• [Recorded information]:
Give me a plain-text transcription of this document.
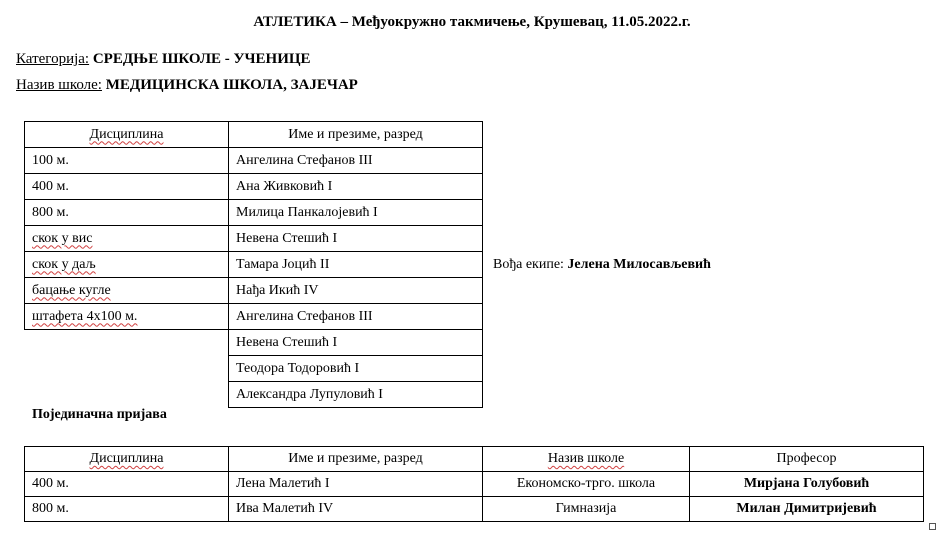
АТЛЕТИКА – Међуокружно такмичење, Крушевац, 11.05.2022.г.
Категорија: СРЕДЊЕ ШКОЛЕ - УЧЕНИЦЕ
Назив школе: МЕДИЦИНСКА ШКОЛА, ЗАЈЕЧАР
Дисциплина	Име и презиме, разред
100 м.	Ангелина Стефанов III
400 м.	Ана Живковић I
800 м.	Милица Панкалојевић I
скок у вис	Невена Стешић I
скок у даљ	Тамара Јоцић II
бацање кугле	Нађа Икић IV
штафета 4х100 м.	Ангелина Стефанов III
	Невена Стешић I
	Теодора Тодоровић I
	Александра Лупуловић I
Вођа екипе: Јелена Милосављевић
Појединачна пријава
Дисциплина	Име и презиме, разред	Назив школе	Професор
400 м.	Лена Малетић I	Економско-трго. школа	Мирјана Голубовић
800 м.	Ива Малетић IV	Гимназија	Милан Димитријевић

• [Job]:
Pull out every line of the entries that includes the word "Назив".

• [Response]:
Назив школе: МЕДИЦИНСКА ШКОЛА, ЗАЈЕЧАР
Дисциплина	Име и презиме, разред	Назив школе	Професор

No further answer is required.